# YOUR TASK:
Gather up all lines that carry the word "Punjab".

(Records)
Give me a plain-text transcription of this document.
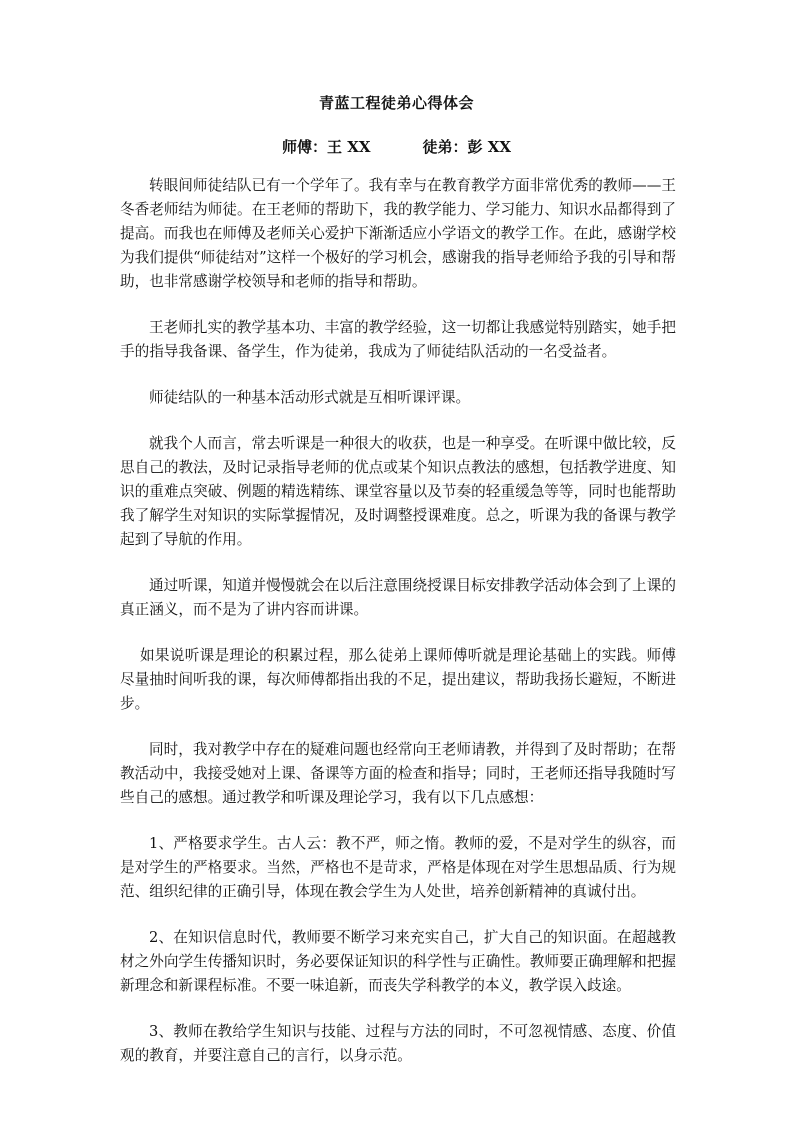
青蓝工程徒弟心得体会
师傅：王 XX	徒弟：彭 XX

转眼间师徒结队已有一个学年了。我有幸与在教育教学方面非常优秀的教师——王冬香老师结为师徒。在王老师的帮助下，我的教学能力、学习能力、知识水品都得到了提高。而我也在师傅及老师关心爱护下渐渐适应小学语文的教学工作。在此，感谢学校为我们提供“师徒结对”这样一个极好的学习机会，感谢我的指导老师给予我的引导和帮助，也非常感谢学校领导和老师的指导和帮助。

王老师扎实的教学基本功、丰富的教学经验，这一切都让我感觉特别踏实，她手把手的指导我备课、备学生，作为徒弟，我成为了师徒结队活动的一名受益者。

师徒结队的一种基本活动形式就是互相听课评课。

就我个人而言，常去听课是一种很大的收获，也是一种享受。在听课中做比较，反思自己的教法，及时记录指导老师的优点或某个知识点教法的感想，包括教学进度、知识的重难点突破、例题的精选精练、课堂容量以及节奏的轻重缓急等等，同时也能帮助我了解学生对知识的实际掌握情况，及时调整授课难度。总之，听课为我的备课与教学起到了导航的作用。

通过听课，知道并慢慢就会在以后注意围绕授课目标安排教学活动体会到了上课的真正涵义，而不是为了讲内容而讲课。

如果说听课是理论的积累过程，那么徒弟上课师傅听就是理论基础上的实践。师傅尽量抽时间听我的课，每次师傅都指出我的不足，提出建议，帮助我扬长避短，不断进步。

同时，我对教学中存在的疑难问题也经常向王老师请教，并得到了及时帮助；在帮教活动中，我接受她对上课、备课等方面的检查和指导；同时，王老师还指导我随时写些自己的感想。通过教学和听课及理论学习，我有以下几点感想：

1、严格要求学生。古人云：教不严，师之惰。教师的爱，不是对学生的纵容，而是对学生的严格要求。当然，严格也不是苛求，严格是体现在对学生思想品质、行为规范、组织纪律的正确引导，体现在教会学生为人处世，培养创新精神的真诚付出。

2、在知识信息时代，教师要不断学习来充实自己，扩大自己的知识面。在超越教材之外向学生传播知识时，务必要保证知识的科学性与正确性。教师要正确理解和把握新理念和新课程标准。不要一味追新，而丧失学科教学的本义，教学误入歧途。

3、教师在教给学生知识与技能、过程与方法的同时，不可忽视情感、态度、价值观的教育，并要注意自己的言行，以身示范。
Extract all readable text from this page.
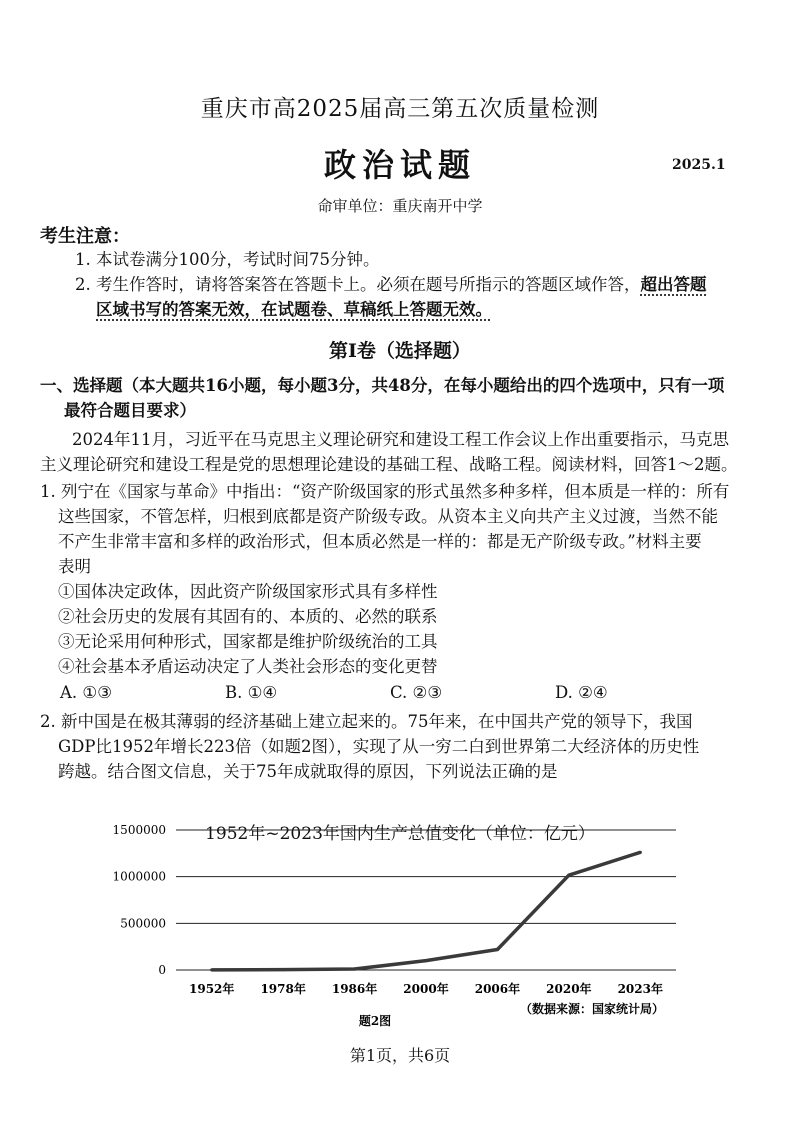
重庆市高2025届高三第五次质量检测
政治试题	2025.1
命审单位：重庆南开中学
考生注意：
1. 本试卷满分100分，考试时间75分钟。
2. 考生作答时，请将答案答在答题卡上。必须在题号所指示的答题区域作答，超出答题
区域书写的答案无效，在试题卷、草稿纸上答题无效。
第Ⅰ卷（选择题）
一、选择题（本大题共16小题，每小题3分，共48分，在每小题给出的四个选项中，只有一项
最符合题目要求）
2024年11月，习近平在马克思主义理论研究和建设工程工作会议上作出重要指示，马克思
主义理论研究和建设工程是党的思想理论建设的基础工程、战略工程。阅读材料，回答1～2题。
1. 列宁在《国家与革命》中指出：“资产阶级国家的形式虽然多种多样，但本质是一样的：所有
这些国家，不管怎样，归根到底都是资产阶级专政。从资本主义向共产主义过渡，当然不能
不产生非常丰富和多样的政治形式，但本质必然是一样的：都是无产阶级专政。”材料主要
表明
①国体决定政体，因此资产阶级国家形式具有多样性
②社会历史的发展有其固有的、本质的、必然的联系
③无论采用何种形式，国家都是维护阶级统治的工具
④社会基本矛盾运动决定了人类社会形态的变化更替
A. ①③	B. ①④	C. ②③	D. ②④
2. 新中国是在极其薄弱的经济基础上建立起来的。75年来，在中国共产党的领导下，我国
GDP比1952年增长223倍（如题2图），实现了从一穷二白到世界第二大经济体的历史性
跨越。结合图文信息，关于75年成就取得的原因，下列说法正确的是
1952年~2023年国内生产总值变化（单位：亿元）
0
500000
1000000
1500000
1952年 1978年 1986年 2000年 2006年 2020年 2023年
（数据来源：国家统计局）
题2图
第1页，共6页
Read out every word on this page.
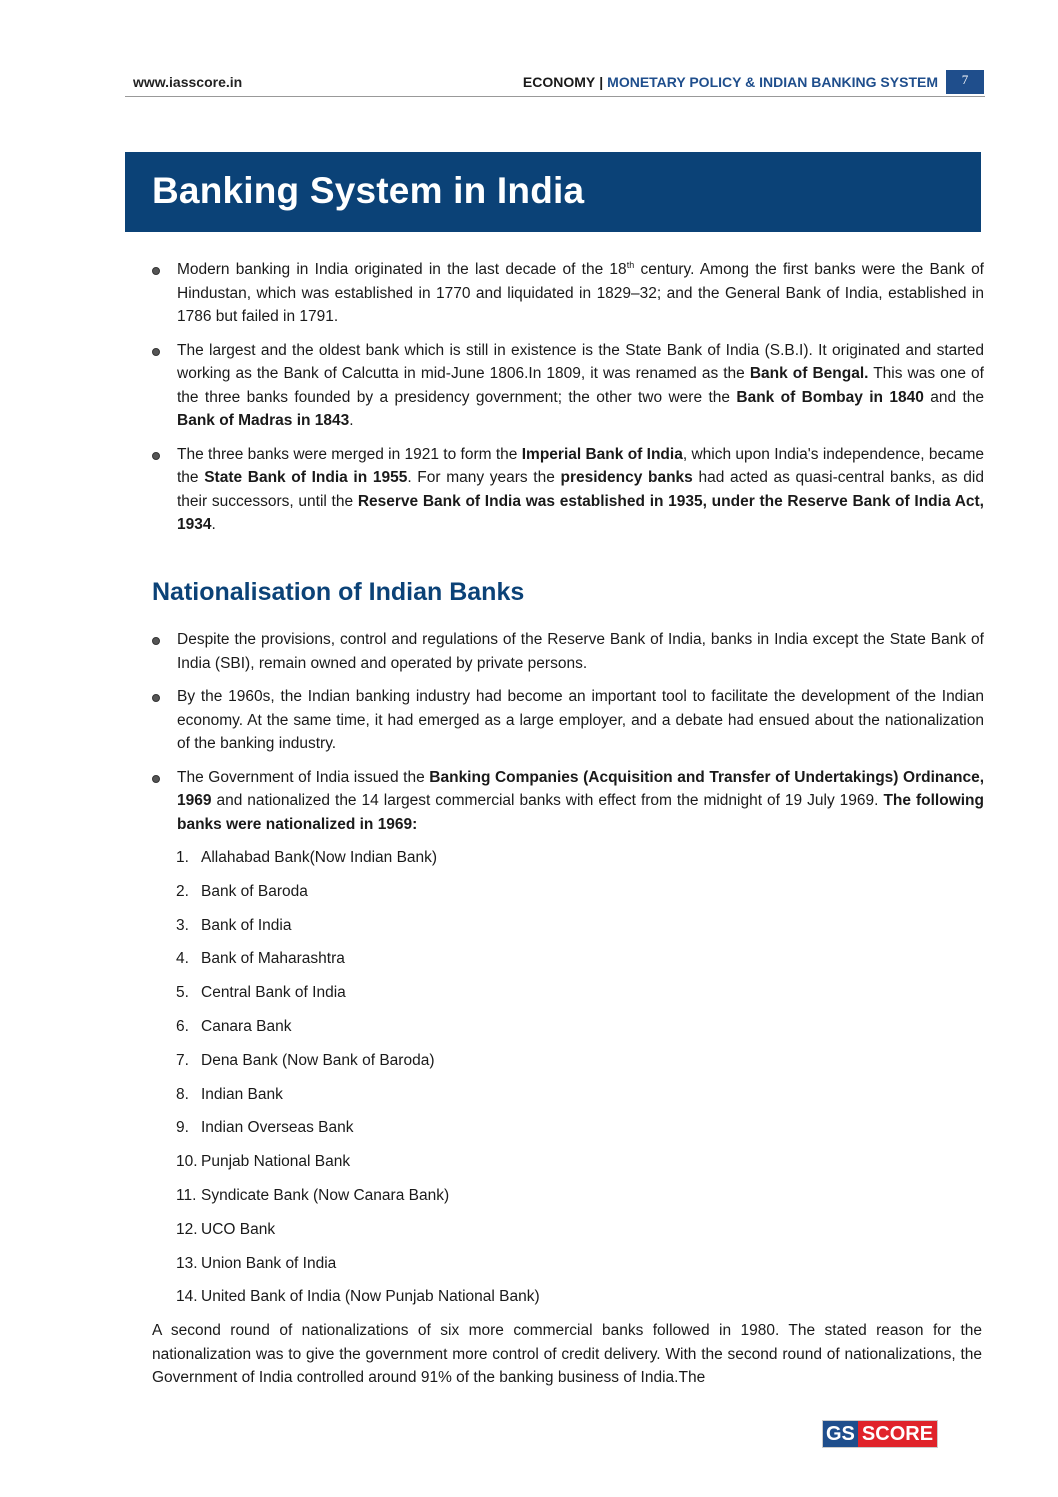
www.iasscore.in	ECONOMY | MONETARY POLICY & INDIAN BANKING SYSTEM	7
Banking System in India
Modern banking in India originated in the last decade of the 18th century. Among the first banks were the Bank of Hindustan, which was established in 1770 and liquidated in 1829–32; and the General Bank of India, established in 1786 but failed in 1791.
The largest and the oldest bank which is still in existence is the State Bank of India (S.B.I). It originated and started working as the Bank of Calcutta in mid-June 1806.In 1809, it was renamed as the Bank of Bengal. This was one of the three banks founded by a presidency government; the other two were the Bank of Bombay in 1840 and the Bank of Madras in 1843.
The three banks were merged in 1921 to form the Imperial Bank of India, which upon India's independence, became the State Bank of India in 1955. For many years the presidency banks had acted as quasi-central banks, as did their successors, until the Reserve Bank of India was established in 1935, under the Reserve Bank of India Act, 1934.
Nationalisation of Indian Banks
Despite the provisions, control and regulations of the Reserve Bank of India, banks in India except the State Bank of India (SBI), remain owned and operated by private persons.
By the 1960s, the Indian banking industry had become an important tool to facilitate the development of the Indian economy. At the same time, it had emerged as a large employer, and a debate had ensued about the nationalization of the banking industry.
The Government of India issued the Banking Companies (Acquisition and Transfer of Undertakings) Ordinance, 1969 and nationalized the 14 largest commercial banks with effect from the midnight of 19 July 1969. The following banks were nationalized in 1969:
1. Allahabad Bank(Now Indian Bank)
2. Bank of Baroda
3. Bank of India
4. Bank of Maharashtra
5. Central Bank of India
6. Canara Bank
7. Dena Bank (Now Bank of Baroda)
8. Indian Bank
9. Indian Overseas Bank
10. Punjab National Bank
11. Syndicate Bank (Now Canara Bank)
12. UCO Bank
13. Union Bank of India
14. United Bank of India (Now Punjab National Bank)
A second round of nationalizations of six more commercial banks followed in 1980. The stated reason for the nationalization was to give the government more control of credit delivery. With the second round of nationalizations, the Government of India controlled around 91% of the banking business of India.The
GS SCORE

# THE COMPLETED TASK:
10. Punjab National Bank
14. United Bank of India (Now Punjab National Bank)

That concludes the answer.